STATED PROBLEM:
Transcribe the listing word for word.

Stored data
☆ ☆ ☆ ☆
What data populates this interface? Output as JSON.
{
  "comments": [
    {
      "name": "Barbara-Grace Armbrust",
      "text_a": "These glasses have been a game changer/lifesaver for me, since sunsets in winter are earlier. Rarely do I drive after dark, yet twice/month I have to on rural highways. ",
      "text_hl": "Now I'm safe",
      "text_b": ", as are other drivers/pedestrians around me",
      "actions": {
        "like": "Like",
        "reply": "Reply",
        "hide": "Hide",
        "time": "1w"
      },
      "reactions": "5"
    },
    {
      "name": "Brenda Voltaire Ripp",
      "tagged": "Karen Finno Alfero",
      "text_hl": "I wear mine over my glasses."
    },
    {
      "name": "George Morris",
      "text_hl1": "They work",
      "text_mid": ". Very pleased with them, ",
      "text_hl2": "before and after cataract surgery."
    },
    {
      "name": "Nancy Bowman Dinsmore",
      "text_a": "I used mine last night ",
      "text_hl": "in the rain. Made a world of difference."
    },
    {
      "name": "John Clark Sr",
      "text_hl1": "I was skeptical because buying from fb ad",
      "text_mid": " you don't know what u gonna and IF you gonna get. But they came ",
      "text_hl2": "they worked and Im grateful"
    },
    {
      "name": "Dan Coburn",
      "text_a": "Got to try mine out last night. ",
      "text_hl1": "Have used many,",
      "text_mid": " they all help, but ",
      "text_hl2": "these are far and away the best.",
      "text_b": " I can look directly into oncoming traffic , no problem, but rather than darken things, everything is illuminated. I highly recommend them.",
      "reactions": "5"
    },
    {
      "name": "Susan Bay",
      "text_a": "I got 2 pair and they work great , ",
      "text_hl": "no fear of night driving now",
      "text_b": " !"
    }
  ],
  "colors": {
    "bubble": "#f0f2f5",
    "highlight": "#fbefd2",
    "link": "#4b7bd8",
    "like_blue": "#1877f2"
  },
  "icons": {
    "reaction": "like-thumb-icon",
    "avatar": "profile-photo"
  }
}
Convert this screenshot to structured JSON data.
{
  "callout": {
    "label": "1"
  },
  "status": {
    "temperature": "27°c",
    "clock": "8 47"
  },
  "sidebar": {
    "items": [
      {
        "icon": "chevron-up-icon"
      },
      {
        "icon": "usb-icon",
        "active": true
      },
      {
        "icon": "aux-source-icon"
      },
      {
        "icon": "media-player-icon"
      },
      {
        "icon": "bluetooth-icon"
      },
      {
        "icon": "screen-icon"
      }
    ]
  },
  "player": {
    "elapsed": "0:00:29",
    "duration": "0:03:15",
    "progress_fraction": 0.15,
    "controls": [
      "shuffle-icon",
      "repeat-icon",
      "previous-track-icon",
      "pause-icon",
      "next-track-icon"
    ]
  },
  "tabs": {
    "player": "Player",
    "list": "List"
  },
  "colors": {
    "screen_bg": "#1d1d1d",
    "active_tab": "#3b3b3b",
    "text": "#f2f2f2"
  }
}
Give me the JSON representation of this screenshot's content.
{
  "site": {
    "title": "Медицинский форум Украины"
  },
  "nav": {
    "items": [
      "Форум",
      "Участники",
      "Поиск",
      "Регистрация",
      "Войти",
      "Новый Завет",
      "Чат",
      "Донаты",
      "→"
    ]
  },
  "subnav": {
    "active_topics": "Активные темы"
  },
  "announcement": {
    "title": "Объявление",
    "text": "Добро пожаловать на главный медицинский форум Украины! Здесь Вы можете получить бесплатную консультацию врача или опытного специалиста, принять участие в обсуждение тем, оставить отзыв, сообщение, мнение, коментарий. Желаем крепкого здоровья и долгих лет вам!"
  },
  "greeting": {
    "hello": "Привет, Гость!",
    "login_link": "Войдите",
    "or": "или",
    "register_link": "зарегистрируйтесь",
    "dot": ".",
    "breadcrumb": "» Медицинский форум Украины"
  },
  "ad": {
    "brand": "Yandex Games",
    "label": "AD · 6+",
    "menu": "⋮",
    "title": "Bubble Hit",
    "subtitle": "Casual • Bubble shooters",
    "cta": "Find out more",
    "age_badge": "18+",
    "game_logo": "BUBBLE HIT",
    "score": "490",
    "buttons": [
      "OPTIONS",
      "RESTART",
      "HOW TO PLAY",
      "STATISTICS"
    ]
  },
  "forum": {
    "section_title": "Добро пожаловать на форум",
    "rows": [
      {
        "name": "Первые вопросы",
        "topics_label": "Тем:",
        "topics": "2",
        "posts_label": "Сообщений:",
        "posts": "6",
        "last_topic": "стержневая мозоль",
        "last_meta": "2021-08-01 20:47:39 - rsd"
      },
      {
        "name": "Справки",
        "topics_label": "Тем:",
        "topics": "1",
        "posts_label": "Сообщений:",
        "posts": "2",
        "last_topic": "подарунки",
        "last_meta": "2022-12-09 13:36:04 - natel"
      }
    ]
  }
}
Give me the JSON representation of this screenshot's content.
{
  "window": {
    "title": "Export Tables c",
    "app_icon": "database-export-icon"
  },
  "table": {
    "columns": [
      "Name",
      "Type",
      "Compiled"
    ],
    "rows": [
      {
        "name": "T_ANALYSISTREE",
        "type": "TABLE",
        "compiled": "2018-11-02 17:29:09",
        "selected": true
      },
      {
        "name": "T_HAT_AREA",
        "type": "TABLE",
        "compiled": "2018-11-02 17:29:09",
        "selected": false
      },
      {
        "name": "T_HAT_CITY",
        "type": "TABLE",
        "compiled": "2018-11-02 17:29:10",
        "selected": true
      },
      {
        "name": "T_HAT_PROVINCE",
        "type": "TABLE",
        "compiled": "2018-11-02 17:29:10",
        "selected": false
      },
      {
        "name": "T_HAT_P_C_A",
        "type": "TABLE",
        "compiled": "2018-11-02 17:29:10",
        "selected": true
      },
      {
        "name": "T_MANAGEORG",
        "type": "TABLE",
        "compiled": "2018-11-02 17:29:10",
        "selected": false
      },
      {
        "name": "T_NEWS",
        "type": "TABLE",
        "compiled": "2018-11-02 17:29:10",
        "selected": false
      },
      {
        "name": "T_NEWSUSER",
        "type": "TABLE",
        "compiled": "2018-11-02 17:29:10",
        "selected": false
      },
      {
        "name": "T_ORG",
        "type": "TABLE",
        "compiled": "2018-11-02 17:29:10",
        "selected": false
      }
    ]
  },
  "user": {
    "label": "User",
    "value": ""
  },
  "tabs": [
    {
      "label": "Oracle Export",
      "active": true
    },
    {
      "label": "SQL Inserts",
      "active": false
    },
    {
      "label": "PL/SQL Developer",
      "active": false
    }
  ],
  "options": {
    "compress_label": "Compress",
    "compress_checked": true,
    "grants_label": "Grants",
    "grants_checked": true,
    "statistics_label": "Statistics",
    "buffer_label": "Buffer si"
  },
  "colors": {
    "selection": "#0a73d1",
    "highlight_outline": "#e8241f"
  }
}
☆ ☆ ☆ ☆
EXPECTED ANSWER:
What data populates this interface? Output as JSON.
{
  "comments": [
    {
      "name": "Barbara-Grace Armbrust",
      "text_a": "These glasses have been a game changer/lifesaver for me, since sunsets in winter are earlier. Rarely do I drive after dark, yet twice/month I have to on rural highways. ",
      "text_hl": "Now I'm safe",
      "text_b": ", as are other drivers/pedestrians around me",
      "actions": {
        "like": "Like",
        "reply": "Reply",
        "hide": "Hide",
        "time": "1w"
      },
      "reactions": "5"
    },
    {
      "name": "Brenda Voltaire Ripp",
      "tagged": "Karen Finno Alfero",
      "text_hl": "I wear mine over my glasses."
    },
    {
      "name": "George Morris",
      "text_hl1": "They work",
      "text_mid": ". Very pleased with them, ",
      "text_hl2": "before and after cataract surgery."
    },
    {
      "name": "Nancy Bowman Dinsmore",
      "text_a": "I used mine last night ",
      "text_hl": "in the rain. Made a world of difference."
    },
    {
      "name": "John Clark Sr",
      "text_hl1": "I was skeptical because buying from fb ad",
      "text_mid": " you don't know what u gonna and IF you gonna get. But they came ",
      "text_hl2": "they worked and Im grateful"
    },
    {
      "name": "Dan Coburn",
      "text_a": "Got to try mine out last night. ",
      "text_hl1": "Have used many,",
      "text_mid": " they all help, but ",
      "text_hl2": "these are far and away the best.",
      "text_b": " I can look directly into oncoming traffic , no problem, but rather than darken things, everything is illuminated. I highly recommend them.",
      "reactions": "5"
    },
    {
      "name": "Susan Bay",
      "text_a": "I got 2 pair and they work great , ",
      "text_hl": "no fear of night driving now",
      "text_b": " !"
    }
  ],
  "colors": {
    "bubble": "#f0f2f5",
    "highlight": "#fbefd2",
    "link": "#4b7bd8",
    "like_blue": "#1877f2"
  },
  "icons": {
    "reaction": "like-thumb-icon",
    "avatar": "profile-photo"
  }
}
Convert this screenshot to structured JSON data.
{
  "callout": {
    "label": "1"
  },
  "status": {
    "temperature": "27°c",
    "clock": "8 47"
  },
  "sidebar": {
    "items": [
      {
        "icon": "chevron-up-icon"
      },
      {
        "icon": "usb-icon",
        "active": true
      },
      {
        "icon": "aux-source-icon"
      },
      {
        "icon": "media-player-icon"
      },
      {
        "icon": "bluetooth-icon"
      },
      {
        "icon": "screen-icon"
      }
    ]
  },
  "player": {
    "elapsed": "0:00:29",
    "duration": "0:03:15",
    "progress_fraction": 0.15,
    "controls": [
      "shuffle-icon",
      "repeat-icon",
      "previous-track-icon",
      "pause-icon",
      "next-track-icon"
    ]
  },
  "tabs": {
    "player": "Player",
    "list": "List"
  },
  "colors": {
    "screen_bg": "#1d1d1d",
    "active_tab": "#3b3b3b",
    "text": "#f2f2f2"
  }
}
Give me the JSON representation of this screenshot's content.
{
  "site": {
    "title": "Медицинский форум Украины"
  },
  "nav": {
    "items": [
      "Форум",
      "Участники",
      "Поиск",
      "Регистрация",
      "Войти",
      "Новый Завет",
      "Чат",
      "Донаты",
      "→"
    ]
  },
  "subnav": {
    "active_topics": "Активные темы"
  },
  "announcement": {
    "title": "Объявление",
    "text": "Добро пожаловать на главный медицинский форум Украины! Здесь Вы можете получить бесплатную консультацию врача или опытного специалиста, принять участие в обсуждение тем, оставить отзыв, сообщение, мнение, коментарий. Желаем крепкого здоровья и долгих лет вам!"
  },
  "greeting": {
    "hello": "Привет, Гость!",
    "login_link": "Войдите",
    "or": "или",
    "register_link": "зарегистрируйтесь",
    "dot": ".",
    "breadcrumb": "» Медицинский форум Украины"
  },
  "ad": {
    "brand": "Yandex Games",
    "label": "AD · 6+",
    "menu": "⋮",
    "title": "Bubble Hit",
    "subtitle": "Casual • Bubble shooters",
    "cta": "Find out more",
    "age_badge": "18+",
    "game_logo": "BUBBLE HIT",
    "score": "490",
    "buttons": [
      "OPTIONS",
      "RESTART",
      "HOW TO PLAY",
      "STATISTICS"
    ]
  },
  "forum": {
    "section_title": "Добро пожаловать на форум",
    "rows": [
      {
        "name": "Первые вопросы",
        "topics_label": "Тем:",
        "topics": "2",
        "posts_label": "Сообщений:",
        "posts": "6",
        "last_topic": "стержневая мозоль",
        "last_meta": "2021-08-01 20:47:39 - rsd"
      },
      {
        "name": "Справки",
        "topics_label": "Тем:",
        "topics": "1",
        "posts_label": "Сообщений:",
        "posts": "2",
        "last_topic": "подарунки",
        "last_meta": "2022-12-09 13:36:04 - natel"
      }
    ]
  }
}
Give me the JSON representation of this screenshot's content.
{
  "window": {
    "title": "Export Tables c",
    "app_icon": "database-export-icon"
  },
  "table": {
    "columns": [
      "Name",
      "Type",
      "Compiled"
    ],
    "rows": [
      {
        "name": "T_ANALYSISTREE",
        "type": "TABLE",
        "compiled": "2018-11-02 17:29:09",
        "selected": true
      },
      {
        "name": "T_HAT_AREA",
        "type": "TABLE",
        "compiled": "2018-11-02 17:29:09",
        "selected": false
      },
      {
        "name": "T_HAT_CITY",
        "type": "TABLE",
        "compiled": "2018-11-02 17:29:10",
        "selected": true
      },
      {
        "name": "T_HAT_PROVINCE",
        "type": "TABLE",
        "compiled": "2018-11-02 17:29:10",
        "selected": false
      },
      {
        "name": "T_HAT_P_C_A",
        "type": "TABLE",
        "compiled": "2018-11-02 17:29:10",
        "selected": true
      },
      {
        "name": "T_MANAGEORG",
        "type": "TABLE",
        "compiled": "2018-11-02 17:29:10",
        "selected": false
      },
      {
        "name": "T_NEWS",
        "type": "TABLE",
        "compiled": "2018-11-02 17:29:10",
        "selected": false
      },
      {
        "name": "T_NEWSUSER",
        "type": "TABLE",
        "compiled": "2018-11-02 17:29:10",
        "selected": false
      },
      {
        "name": "T_ORG",
        "type": "TABLE",
        "compiled": "2018-11-02 17:29:10",
        "selected": false
      }
    ]
  },
  "user": {
    "label": "User",
    "value": ""
  },
  "tabs": [
    {
      "label": "Oracle Export",
      "active": true
    },
    {
      "label": "SQL Inserts",
      "active": false
    },
    {
      "label": "PL/SQL Developer",
      "active": false
    }
  ],
  "options": {
    "compress_label": "Compress",
    "compress_checked": true,
    "grants_label": "Grants",
    "grants_checked": true,
    "statistics_label": "Statistics",
    "buffer_label": "Buffer si"
  },
  "colors": {
    "selection": "#0a73d1",
    "highlight_outline": "#e8241f"
  }
}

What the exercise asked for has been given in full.